Exercise prompt » Work out the number of lines containing "وكذا". Answer with nothing but that number.

Materials provided »
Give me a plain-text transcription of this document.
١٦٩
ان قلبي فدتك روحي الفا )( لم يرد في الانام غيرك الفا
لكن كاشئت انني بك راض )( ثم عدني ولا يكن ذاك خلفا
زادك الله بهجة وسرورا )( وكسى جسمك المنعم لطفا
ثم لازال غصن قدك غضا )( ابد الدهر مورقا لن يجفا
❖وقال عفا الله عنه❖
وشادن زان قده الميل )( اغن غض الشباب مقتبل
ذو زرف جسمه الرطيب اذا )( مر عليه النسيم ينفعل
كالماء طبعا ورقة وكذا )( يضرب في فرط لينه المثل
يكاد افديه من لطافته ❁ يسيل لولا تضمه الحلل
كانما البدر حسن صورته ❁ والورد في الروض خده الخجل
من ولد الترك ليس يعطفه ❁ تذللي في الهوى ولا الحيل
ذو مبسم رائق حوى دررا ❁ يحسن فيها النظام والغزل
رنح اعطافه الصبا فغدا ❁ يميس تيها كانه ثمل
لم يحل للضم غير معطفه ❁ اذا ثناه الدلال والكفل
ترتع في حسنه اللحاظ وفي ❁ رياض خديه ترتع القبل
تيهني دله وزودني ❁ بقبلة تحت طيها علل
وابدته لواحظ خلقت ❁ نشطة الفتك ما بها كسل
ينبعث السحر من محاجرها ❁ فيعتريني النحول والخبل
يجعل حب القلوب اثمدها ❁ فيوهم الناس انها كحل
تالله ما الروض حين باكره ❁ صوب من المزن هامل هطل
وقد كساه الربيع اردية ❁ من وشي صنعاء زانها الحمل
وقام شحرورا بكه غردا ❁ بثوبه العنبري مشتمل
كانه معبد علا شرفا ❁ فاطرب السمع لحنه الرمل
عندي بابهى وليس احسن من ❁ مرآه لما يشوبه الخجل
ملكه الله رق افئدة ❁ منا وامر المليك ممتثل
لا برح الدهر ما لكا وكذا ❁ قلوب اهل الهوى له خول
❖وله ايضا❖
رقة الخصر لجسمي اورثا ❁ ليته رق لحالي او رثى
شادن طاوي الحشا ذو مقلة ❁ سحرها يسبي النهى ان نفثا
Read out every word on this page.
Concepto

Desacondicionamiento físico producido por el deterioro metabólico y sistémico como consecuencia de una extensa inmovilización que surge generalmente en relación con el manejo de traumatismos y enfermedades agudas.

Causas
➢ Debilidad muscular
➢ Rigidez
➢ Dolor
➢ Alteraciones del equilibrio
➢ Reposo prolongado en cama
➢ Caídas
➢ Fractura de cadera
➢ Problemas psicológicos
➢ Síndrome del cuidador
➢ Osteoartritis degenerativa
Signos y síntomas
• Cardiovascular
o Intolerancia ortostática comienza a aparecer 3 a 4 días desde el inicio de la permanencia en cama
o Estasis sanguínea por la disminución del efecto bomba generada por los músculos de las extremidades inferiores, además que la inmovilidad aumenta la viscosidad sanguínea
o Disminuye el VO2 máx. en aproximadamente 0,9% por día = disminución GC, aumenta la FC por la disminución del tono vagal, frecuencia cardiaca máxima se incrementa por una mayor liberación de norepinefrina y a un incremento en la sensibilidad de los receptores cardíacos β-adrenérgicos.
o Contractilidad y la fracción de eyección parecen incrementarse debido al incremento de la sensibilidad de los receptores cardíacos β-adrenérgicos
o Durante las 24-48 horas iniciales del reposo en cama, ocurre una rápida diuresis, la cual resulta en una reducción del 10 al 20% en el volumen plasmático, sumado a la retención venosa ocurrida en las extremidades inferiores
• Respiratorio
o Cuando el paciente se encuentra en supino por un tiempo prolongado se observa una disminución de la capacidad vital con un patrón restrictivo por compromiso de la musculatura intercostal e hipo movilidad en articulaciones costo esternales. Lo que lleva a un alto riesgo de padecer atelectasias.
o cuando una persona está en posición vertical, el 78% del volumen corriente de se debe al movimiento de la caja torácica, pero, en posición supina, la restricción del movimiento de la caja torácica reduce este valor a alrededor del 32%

Output for this task » 2